Data rows -
----------------------------------------

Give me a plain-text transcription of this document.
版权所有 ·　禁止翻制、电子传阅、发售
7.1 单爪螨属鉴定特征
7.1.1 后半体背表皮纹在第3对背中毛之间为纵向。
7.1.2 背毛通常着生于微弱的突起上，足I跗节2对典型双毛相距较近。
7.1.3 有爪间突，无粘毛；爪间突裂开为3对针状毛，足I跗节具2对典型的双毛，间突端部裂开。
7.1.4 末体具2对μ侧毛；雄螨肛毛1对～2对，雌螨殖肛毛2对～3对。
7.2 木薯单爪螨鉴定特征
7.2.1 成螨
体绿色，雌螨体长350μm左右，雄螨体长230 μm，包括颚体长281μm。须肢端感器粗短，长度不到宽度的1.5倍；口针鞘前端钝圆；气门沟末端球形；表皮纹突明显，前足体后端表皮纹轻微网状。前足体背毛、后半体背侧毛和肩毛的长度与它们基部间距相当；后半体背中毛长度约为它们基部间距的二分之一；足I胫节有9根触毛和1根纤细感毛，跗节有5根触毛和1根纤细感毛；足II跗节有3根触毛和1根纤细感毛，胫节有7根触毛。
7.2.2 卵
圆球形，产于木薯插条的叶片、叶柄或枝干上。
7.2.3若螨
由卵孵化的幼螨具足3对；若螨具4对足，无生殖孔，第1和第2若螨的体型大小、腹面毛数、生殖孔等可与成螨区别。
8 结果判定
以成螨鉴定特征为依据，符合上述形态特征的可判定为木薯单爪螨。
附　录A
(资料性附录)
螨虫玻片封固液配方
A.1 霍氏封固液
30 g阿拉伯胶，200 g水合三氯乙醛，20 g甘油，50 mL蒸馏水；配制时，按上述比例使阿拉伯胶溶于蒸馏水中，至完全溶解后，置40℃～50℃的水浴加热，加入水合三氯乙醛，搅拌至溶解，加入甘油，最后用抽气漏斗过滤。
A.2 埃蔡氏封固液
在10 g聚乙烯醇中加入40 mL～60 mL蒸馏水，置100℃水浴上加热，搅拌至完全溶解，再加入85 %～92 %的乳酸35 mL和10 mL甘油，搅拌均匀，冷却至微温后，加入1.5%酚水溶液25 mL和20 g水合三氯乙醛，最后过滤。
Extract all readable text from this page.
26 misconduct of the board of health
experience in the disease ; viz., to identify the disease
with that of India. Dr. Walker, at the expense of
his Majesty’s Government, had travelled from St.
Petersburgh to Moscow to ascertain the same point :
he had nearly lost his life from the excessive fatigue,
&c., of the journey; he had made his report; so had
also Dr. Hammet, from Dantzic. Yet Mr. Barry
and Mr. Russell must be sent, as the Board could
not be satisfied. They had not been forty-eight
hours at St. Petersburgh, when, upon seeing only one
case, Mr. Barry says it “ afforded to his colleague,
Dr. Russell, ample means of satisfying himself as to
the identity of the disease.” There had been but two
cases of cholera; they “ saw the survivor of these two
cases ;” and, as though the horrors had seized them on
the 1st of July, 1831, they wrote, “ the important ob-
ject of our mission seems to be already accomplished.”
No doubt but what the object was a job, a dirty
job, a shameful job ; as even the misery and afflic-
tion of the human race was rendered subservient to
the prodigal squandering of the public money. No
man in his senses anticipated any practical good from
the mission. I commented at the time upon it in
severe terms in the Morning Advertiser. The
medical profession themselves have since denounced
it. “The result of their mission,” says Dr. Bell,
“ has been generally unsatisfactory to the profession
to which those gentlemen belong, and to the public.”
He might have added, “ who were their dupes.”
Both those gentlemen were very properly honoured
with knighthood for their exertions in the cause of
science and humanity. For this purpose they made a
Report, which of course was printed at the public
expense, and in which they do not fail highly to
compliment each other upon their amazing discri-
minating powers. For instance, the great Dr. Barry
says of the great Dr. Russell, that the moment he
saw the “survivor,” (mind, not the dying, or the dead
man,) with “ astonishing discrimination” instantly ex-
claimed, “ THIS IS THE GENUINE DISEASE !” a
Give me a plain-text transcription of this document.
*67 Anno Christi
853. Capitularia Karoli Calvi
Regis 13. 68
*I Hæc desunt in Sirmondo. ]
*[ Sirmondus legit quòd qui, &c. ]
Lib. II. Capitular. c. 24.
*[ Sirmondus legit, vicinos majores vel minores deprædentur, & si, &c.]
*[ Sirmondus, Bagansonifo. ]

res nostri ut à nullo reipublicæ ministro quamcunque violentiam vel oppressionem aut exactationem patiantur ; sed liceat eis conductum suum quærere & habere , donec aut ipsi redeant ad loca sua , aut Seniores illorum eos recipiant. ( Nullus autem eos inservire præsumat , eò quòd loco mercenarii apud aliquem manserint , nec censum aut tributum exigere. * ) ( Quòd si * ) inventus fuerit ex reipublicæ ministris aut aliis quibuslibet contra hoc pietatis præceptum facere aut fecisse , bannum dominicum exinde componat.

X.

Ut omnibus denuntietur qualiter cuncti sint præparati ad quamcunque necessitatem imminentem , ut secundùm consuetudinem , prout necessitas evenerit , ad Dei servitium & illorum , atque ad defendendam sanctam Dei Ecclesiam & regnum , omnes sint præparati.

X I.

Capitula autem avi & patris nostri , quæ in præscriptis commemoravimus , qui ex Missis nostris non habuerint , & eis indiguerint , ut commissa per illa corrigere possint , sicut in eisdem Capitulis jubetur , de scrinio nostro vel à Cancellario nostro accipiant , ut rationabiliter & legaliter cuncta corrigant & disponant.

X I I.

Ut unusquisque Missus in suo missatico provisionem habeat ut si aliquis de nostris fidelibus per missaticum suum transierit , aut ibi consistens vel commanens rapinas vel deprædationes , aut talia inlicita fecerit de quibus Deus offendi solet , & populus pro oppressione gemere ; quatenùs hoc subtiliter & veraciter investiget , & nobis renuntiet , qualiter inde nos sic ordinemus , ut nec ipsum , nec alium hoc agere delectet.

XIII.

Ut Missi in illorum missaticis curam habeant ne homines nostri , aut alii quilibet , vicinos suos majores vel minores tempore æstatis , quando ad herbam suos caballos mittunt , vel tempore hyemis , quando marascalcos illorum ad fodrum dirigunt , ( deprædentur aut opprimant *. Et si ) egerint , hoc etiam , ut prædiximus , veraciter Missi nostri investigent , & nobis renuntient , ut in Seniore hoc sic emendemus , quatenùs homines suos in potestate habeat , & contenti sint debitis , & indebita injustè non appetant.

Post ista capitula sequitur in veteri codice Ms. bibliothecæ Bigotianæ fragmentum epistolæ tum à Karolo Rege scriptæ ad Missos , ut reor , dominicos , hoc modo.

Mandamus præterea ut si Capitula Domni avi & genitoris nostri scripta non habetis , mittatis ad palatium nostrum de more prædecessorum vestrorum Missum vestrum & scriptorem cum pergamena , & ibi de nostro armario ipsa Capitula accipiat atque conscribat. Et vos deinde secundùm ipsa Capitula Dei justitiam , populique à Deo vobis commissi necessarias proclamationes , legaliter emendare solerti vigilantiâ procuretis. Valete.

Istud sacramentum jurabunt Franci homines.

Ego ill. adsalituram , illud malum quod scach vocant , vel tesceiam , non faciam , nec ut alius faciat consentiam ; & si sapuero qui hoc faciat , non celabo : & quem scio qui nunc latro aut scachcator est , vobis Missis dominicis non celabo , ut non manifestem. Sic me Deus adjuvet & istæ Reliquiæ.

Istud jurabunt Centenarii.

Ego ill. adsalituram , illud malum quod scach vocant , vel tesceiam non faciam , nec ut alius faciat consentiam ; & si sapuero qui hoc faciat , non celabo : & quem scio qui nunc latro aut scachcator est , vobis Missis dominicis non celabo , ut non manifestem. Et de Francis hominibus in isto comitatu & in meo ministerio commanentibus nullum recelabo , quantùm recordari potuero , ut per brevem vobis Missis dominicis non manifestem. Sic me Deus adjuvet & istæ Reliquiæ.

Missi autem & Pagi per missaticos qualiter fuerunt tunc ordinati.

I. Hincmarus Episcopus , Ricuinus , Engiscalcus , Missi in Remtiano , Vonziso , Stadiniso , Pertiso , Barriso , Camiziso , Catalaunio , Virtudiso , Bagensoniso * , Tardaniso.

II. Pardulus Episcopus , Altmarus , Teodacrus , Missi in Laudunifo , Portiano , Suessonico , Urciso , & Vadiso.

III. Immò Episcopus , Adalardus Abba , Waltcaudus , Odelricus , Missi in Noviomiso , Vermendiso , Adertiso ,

----------------------------------------

Wherever the string "made" appears in the entries above, list that line.

Right answer -
&c., of the journey; he had made his report; so had
science and humanity. For this purpose they made a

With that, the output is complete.